Aim: Copy the data precisely, keeping every character.

--- start ---

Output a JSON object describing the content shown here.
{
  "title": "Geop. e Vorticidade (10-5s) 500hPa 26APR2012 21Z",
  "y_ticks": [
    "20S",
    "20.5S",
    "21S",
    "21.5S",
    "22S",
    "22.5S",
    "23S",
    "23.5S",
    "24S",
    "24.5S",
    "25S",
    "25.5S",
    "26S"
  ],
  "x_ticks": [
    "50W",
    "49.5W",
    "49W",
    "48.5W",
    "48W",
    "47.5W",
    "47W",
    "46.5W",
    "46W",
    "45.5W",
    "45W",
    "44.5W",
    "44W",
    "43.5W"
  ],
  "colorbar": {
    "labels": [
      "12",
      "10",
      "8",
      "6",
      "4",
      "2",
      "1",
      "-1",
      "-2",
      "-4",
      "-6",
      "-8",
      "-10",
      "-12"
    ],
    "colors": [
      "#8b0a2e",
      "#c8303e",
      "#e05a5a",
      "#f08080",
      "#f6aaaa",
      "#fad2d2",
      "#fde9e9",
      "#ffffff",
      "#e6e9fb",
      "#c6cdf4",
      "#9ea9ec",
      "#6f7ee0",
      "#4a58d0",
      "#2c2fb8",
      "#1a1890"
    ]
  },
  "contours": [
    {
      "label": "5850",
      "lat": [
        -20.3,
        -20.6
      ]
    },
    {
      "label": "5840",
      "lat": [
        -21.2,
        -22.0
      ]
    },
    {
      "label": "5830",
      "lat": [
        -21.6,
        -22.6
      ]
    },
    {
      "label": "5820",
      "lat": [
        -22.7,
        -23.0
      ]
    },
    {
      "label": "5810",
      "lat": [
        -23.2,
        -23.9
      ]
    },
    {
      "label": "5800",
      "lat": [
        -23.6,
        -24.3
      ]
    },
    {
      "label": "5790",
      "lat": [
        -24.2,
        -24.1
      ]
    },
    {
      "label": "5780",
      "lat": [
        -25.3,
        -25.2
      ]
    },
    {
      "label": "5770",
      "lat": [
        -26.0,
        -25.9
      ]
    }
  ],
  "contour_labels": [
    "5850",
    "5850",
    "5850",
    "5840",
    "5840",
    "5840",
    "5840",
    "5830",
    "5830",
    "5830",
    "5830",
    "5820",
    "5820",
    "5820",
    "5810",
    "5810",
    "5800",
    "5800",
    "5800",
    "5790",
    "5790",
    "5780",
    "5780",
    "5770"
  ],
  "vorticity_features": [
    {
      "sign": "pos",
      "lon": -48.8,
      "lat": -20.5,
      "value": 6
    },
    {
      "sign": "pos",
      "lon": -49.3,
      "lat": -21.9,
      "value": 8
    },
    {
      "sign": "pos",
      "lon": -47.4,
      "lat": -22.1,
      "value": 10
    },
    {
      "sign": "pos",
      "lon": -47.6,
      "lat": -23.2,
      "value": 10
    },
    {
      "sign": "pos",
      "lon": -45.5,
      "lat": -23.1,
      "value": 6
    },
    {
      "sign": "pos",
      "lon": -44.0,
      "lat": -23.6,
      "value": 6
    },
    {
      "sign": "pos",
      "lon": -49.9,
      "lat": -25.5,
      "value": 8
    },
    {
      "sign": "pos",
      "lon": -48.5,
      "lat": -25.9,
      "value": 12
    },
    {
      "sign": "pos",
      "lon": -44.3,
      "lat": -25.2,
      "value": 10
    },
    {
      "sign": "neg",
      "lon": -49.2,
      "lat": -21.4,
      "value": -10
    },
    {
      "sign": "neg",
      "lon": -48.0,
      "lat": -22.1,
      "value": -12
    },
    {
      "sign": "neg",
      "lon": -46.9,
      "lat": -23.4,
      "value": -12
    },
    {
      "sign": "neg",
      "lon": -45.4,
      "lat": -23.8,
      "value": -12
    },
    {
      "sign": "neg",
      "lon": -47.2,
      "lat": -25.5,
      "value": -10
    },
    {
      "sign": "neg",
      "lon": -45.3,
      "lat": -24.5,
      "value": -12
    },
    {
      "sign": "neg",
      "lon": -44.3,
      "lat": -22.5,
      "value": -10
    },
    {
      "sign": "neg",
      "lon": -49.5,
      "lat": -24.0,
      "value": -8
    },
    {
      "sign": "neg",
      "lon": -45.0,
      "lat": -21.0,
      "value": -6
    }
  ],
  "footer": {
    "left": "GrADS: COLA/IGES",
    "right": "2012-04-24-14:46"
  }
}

--- end ---

Exercise solution:
Output a JSON object describing the content shown here.
{
  "title": "Geop. e Vorticidade (10-5s) 500hPa 26APR2012 21Z",
  "y_ticks": [
    "20S",
    "20.5S",
    "21S",
    "21.5S",
    "22S",
    "22.5S",
    "23S",
    "23.5S",
    "24S",
    "24.5S",
    "25S",
    "25.5S",
    "26S"
  ],
  "x_ticks": [
    "50W",
    "49.5W",
    "49W",
    "48.5W",
    "48W",
    "47.5W",
    "47W",
    "46.5W",
    "46W",
    "45.5W",
    "45W",
    "44.5W",
    "44W",
    "43.5W"
  ],
  "colorbar": {
    "labels": [
      "12",
      "10",
      "8",
      "6",
      "4",
      "2",
      "1",
      "-1",
      "-2",
      "-4",
      "-6",
      "-8",
      "-10",
      "-12"
    ],
    "colors": [
      "#8b0a2e",
      "#c8303e",
      "#e05a5a",
      "#f08080",
      "#f6aaaa",
      "#fad2d2",
      "#fde9e9",
      "#ffffff",
      "#e6e9fb",
      "#c6cdf4",
      "#9ea9ec",
      "#6f7ee0",
      "#4a58d0",
      "#2c2fb8",
      "#1a1890"
    ]
  },
  "contours": [
    {
      "label": "5850",
      "lat": [
        -20.3,
        -20.6
      ]
    },
    {
      "label": "5840",
      "lat": [
        -21.2,
        -22.0
      ]
    },
    {
      "label": "5830",
      "lat": [
        -21.6,
        -22.6
      ]
    },
    {
      "label": "5820",
      "lat": [
        -22.7,
        -23.0
      ]
    },
    {
      "label": "5810",
      "lat": [
        -23.2,
        -23.9
      ]
    },
    {
      "label": "5800",
      "lat": [
        -23.6,
        -24.3
      ]
    },
    {
      "label": "5790",
      "lat": [
        -24.2,
        -24.1
      ]
    },
    {
      "label": "5780",
      "lat": [
        -25.3,
        -25.2
      ]
    },
    {
      "label": "5770",
      "lat": [
        -26.0,
        -25.9
      ]
    }
  ],
  "contour_labels": [
    "5850",
    "5850",
    "5850",
    "5840",
    "5840",
    "5840",
    "5840",
    "5830",
    "5830",
    "5830",
    "5830",
    "5820",
    "5820",
    "5820",
    "5810",
    "5810",
    "5800",
    "5800",
    "5800",
    "5790",
    "5790",
    "5780",
    "5780",
    "5770"
  ],
  "vorticity_features": [
    {
      "sign": "pos",
      "lon": -48.8,
      "lat": -20.5,
      "value": 6
    },
    {
      "sign": "pos",
      "lon": -49.3,
      "lat": -21.9,
      "value": 8
    },
    {
      "sign": "pos",
      "lon": -47.4,
      "lat": -22.1,
      "value": 10
    },
    {
      "sign": "pos",
      "lon": -47.6,
      "lat": -23.2,
      "value": 10
    },
    {
      "sign": "pos",
      "lon": -45.5,
      "lat": -23.1,
      "value": 6
    },
    {
      "sign": "pos",
      "lon": -44.0,
      "lat": -23.6,
      "value": 6
    },
    {
      "sign": "pos",
      "lon": -49.9,
      "lat": -25.5,
      "value": 8
    },
    {
      "sign": "pos",
      "lon": -48.5,
      "lat": -25.9,
      "value": 12
    },
    {
      "sign": "pos",
      "lon": -44.3,
      "lat": -25.2,
      "value": 10
    },
    {
      "sign": "neg",
      "lon": -49.2,
      "lat": -21.4,
      "value": -10
    },
    {
      "sign": "neg",
      "lon": -48.0,
      "lat": -22.1,
      "value": -12
    },
    {
      "sign": "neg",
      "lon": -46.9,
      "lat": -23.4,
      "value": -12
    },
    {
      "sign": "neg",
      "lon": -45.4,
      "lat": -23.8,
      "value": -12
    },
    {
      "sign": "neg",
      "lon": -47.2,
      "lat": -25.5,
      "value": -10
    },
    {
      "sign": "neg",
      "lon": -45.3,
      "lat": -24.5,
      "value": -12
    },
    {
      "sign": "neg",
      "lon": -44.3,
      "lat": -22.5,
      "value": -10
    },
    {
      "sign": "neg",
      "lon": -49.5,
      "lat": -24.0,
      "value": -8
    },
    {
      "sign": "neg",
      "lon": -45.0,
      "lat": -21.0,
      "value": -6
    }
  ],
  "footer": {
    "left": "GrADS: COLA/IGES",
    "right": "2012-04-24-14:46"
  }
}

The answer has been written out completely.